Records for processing —

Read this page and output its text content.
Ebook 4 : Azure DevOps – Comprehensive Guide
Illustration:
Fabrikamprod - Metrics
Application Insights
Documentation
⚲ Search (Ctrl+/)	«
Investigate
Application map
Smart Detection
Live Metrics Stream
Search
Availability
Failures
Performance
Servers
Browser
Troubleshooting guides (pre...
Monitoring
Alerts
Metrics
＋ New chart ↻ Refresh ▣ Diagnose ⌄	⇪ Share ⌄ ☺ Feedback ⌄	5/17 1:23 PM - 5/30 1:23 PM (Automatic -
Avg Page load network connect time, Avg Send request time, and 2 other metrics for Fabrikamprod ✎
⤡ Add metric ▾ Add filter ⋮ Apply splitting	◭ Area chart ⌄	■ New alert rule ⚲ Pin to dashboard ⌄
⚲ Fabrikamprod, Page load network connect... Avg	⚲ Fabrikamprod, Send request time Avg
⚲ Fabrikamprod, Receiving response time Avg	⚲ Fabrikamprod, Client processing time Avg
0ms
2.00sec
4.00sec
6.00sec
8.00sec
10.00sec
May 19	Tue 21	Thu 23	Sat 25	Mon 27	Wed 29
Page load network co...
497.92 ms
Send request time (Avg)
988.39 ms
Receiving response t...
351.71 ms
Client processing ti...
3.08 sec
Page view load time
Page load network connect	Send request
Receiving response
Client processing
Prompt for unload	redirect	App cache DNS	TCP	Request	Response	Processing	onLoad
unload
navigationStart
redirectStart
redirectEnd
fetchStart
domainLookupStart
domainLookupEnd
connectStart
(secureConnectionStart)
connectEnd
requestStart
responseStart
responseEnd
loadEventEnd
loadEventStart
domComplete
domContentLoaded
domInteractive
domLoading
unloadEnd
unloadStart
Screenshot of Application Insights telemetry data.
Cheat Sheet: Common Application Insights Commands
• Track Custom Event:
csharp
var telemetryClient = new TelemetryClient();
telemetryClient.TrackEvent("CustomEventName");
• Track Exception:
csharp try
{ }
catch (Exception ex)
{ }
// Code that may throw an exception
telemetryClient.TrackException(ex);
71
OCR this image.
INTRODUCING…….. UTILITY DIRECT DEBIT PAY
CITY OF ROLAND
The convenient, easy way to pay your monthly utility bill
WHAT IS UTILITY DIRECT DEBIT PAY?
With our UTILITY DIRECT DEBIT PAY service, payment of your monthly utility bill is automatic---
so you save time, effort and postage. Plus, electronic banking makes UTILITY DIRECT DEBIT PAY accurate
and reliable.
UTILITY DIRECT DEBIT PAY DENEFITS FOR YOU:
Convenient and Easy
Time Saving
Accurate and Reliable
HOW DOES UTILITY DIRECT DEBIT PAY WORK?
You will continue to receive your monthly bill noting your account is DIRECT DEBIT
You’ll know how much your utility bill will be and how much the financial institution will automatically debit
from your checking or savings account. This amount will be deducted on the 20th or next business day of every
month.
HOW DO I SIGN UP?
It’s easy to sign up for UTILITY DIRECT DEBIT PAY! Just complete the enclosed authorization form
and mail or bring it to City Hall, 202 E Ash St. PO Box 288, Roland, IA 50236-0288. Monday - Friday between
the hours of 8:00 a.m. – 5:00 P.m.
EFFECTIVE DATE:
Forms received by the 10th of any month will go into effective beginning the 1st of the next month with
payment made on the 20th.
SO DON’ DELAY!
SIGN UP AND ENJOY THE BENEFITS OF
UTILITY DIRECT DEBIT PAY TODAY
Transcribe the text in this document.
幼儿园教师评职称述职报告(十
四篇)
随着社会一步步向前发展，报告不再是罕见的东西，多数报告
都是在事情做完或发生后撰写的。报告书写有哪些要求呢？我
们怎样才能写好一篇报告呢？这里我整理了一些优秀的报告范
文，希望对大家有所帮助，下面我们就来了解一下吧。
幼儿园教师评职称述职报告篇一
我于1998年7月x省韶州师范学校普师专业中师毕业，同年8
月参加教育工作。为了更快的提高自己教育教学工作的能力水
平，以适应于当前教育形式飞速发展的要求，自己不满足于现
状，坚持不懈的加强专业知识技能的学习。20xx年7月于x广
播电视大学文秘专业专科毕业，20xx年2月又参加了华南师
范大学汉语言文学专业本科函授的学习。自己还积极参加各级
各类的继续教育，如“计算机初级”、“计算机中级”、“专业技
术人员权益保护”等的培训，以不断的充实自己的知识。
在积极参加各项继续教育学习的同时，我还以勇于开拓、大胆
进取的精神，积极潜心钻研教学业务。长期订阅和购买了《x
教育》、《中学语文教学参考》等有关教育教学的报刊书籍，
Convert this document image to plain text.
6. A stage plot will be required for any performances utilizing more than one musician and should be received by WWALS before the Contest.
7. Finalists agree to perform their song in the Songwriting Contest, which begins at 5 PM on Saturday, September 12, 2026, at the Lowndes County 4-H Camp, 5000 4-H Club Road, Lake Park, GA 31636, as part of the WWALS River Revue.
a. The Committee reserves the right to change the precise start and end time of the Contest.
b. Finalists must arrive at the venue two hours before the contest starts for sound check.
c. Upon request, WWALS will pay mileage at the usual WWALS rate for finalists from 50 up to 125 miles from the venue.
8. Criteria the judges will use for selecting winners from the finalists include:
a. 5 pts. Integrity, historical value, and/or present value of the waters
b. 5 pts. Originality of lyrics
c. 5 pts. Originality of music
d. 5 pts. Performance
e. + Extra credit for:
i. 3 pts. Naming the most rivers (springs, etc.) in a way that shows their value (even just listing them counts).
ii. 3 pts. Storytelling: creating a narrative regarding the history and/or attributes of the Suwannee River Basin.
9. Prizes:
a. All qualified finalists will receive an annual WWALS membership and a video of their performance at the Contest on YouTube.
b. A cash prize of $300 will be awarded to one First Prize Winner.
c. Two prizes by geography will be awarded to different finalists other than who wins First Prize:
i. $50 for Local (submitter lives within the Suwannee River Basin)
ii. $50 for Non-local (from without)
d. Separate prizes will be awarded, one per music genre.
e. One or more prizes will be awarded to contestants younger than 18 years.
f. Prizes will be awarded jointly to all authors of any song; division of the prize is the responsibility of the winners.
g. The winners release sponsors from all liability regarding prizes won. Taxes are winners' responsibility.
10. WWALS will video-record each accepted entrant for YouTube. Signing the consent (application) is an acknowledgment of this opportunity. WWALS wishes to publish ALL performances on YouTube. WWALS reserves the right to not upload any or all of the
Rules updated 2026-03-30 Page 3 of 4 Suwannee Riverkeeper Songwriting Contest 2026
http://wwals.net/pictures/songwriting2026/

Stated task —
Using the material above, copy every line in which the string "before" occurs.

Correct answer —
6. A stage plot will be required for any performances utilizing more than one musician and should be received by WWALS before the Contest.
b. Finalists must arrive at the venue two hours before the contest starts for sound check.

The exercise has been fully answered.